#### ACTIVITY
The response must contain every line from the records below that has "sebelum".

(Beginning of RECORDS PROVIDED)

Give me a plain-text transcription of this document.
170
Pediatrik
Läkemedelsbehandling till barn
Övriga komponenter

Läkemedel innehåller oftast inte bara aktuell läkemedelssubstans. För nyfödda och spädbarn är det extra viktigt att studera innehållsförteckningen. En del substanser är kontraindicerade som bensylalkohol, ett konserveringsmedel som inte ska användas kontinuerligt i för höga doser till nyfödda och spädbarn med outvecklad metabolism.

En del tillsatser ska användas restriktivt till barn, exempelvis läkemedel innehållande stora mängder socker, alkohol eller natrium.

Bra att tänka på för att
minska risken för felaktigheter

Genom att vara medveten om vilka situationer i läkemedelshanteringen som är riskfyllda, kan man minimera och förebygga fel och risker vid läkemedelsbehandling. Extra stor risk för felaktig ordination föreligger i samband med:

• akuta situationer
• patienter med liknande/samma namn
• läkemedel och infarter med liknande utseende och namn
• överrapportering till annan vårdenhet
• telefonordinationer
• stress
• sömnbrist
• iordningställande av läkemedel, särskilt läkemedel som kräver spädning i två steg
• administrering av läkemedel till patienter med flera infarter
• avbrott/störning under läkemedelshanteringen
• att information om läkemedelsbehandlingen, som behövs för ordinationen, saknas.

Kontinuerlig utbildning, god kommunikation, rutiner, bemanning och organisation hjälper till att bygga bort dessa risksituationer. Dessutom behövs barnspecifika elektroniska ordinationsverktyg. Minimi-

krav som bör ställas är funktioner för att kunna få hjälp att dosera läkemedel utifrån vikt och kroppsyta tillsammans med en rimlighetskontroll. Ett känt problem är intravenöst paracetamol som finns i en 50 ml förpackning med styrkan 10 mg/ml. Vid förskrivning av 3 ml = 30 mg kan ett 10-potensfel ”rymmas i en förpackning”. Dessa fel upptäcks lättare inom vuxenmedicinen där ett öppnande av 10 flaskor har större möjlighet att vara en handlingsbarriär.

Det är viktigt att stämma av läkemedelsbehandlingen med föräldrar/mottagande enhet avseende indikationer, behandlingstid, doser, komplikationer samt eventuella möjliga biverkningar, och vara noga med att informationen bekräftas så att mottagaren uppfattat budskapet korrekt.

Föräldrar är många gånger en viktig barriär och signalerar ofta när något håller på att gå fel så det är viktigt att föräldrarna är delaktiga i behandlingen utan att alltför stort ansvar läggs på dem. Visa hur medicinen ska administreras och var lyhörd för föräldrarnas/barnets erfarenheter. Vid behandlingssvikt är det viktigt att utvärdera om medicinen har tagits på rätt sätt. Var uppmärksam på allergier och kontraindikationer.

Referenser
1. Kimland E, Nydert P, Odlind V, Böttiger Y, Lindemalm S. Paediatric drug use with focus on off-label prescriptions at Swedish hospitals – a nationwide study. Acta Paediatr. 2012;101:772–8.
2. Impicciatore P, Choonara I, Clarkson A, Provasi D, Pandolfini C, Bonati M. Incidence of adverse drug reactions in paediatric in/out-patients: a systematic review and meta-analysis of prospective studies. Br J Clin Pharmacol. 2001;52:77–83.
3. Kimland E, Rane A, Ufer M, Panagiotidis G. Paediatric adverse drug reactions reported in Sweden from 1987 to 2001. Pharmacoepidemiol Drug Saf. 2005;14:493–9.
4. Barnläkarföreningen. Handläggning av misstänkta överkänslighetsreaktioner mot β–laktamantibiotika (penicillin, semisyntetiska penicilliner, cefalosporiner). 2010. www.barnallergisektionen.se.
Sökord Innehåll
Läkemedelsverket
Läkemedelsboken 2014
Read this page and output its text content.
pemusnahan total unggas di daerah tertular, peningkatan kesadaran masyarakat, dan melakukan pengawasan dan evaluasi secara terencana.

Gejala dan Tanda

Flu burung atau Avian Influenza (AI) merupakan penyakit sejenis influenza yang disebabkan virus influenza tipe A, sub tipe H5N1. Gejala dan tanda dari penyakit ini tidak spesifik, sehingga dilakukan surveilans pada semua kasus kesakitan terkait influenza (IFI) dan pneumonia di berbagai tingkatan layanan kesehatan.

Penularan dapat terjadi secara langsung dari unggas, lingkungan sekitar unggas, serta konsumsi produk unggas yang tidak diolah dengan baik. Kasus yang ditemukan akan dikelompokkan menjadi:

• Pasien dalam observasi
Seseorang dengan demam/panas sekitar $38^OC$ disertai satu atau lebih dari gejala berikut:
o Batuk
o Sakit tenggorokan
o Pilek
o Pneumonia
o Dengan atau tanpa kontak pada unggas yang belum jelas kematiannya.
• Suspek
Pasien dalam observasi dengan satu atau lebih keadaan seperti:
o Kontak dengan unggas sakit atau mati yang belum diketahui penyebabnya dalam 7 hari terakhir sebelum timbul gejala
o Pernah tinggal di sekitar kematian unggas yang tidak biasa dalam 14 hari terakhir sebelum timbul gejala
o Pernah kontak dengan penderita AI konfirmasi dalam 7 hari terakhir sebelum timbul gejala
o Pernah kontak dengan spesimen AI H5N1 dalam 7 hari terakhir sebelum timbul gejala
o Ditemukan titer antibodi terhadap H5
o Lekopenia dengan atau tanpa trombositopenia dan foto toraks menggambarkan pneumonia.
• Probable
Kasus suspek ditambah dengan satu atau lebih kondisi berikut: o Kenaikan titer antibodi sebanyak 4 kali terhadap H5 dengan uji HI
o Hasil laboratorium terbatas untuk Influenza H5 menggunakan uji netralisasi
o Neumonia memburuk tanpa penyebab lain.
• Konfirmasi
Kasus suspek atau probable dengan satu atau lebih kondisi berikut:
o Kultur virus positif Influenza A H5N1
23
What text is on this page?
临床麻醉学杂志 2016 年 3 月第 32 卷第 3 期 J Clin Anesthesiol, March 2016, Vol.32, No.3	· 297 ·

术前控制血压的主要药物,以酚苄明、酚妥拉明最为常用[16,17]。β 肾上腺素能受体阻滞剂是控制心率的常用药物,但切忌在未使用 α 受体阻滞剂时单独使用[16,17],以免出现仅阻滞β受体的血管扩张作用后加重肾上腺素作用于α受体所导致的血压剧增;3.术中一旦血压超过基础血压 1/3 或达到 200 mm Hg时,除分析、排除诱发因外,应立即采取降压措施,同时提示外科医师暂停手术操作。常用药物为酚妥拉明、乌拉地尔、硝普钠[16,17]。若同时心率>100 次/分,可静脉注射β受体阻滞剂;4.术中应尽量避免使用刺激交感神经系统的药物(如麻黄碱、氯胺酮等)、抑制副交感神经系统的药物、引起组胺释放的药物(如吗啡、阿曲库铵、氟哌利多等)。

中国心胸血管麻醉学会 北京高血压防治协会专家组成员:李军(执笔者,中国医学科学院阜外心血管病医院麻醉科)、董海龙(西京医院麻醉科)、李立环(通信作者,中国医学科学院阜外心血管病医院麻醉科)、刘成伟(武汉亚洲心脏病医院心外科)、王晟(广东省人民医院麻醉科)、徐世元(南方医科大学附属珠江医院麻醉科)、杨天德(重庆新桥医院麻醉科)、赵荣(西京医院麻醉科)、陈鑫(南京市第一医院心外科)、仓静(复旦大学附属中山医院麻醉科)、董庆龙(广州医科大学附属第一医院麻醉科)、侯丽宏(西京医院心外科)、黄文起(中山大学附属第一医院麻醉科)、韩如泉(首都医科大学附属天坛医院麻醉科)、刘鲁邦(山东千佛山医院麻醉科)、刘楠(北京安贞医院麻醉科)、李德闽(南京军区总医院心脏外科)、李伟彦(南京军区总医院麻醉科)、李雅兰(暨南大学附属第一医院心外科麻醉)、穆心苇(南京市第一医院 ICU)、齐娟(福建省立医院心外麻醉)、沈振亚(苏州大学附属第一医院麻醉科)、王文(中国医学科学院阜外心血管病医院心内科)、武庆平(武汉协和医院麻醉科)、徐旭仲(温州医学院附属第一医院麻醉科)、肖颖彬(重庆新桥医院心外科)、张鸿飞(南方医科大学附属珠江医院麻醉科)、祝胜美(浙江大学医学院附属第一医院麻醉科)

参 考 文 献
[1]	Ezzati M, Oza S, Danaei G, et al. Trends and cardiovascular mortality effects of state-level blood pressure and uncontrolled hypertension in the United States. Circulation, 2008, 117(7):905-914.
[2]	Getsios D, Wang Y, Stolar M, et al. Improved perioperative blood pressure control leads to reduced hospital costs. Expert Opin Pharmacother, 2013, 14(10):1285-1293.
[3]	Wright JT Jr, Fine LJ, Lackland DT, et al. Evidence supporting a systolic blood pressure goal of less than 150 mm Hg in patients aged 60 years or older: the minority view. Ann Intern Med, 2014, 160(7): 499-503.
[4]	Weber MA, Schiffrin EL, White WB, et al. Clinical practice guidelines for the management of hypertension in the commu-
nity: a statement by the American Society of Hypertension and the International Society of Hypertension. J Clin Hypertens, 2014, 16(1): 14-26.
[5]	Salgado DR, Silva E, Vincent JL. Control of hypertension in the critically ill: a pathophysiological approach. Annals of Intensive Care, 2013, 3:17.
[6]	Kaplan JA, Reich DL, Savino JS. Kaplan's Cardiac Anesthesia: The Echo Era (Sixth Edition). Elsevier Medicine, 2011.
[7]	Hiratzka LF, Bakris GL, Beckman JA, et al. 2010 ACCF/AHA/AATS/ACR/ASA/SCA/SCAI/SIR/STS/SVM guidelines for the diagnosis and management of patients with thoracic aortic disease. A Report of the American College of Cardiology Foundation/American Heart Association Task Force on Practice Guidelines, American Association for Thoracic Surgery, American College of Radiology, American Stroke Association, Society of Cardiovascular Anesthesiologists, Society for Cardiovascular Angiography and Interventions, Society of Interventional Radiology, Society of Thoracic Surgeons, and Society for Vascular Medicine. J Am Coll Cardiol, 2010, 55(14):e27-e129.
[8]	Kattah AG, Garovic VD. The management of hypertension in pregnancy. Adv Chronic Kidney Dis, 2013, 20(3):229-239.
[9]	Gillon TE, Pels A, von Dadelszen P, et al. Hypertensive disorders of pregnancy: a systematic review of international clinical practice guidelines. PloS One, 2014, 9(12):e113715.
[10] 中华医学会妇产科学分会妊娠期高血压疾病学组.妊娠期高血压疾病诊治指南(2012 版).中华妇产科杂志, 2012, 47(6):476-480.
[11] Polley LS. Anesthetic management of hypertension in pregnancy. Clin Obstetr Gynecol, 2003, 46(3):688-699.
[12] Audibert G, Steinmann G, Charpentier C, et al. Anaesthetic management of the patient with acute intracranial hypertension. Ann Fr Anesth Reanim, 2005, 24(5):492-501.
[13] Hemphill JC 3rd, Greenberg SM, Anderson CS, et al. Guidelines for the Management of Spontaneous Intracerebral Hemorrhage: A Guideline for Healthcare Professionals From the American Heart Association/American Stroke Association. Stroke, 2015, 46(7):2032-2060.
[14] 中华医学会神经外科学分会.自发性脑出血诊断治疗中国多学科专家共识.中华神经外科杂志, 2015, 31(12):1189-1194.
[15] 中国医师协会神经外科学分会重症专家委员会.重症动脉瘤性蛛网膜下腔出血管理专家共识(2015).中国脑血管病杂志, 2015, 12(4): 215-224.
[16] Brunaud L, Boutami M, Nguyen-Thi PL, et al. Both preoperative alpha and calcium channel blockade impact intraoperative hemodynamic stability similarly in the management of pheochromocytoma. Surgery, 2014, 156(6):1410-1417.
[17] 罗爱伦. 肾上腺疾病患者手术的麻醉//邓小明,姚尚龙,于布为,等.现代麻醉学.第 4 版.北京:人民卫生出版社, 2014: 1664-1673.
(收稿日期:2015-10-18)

(End of RECORDS PROVIDED)

#### FINISHED EXERCISE
o Kontak dengan unggas sakit atau mati yang belum diketahui penyebabnya dalam 7 hari terakhir sebelum timbul gejala
o Pernah tinggal di sekitar kematian unggas yang tidak biasa dalam 14 hari terakhir sebelum timbul gejala
o Pernah kontak dengan penderita AI konfirmasi dalam 7 hari terakhir sebelum timbul gejala
o Pernah kontak dengan spesimen AI H5N1 dalam 7 hari terakhir sebelum timbul gejala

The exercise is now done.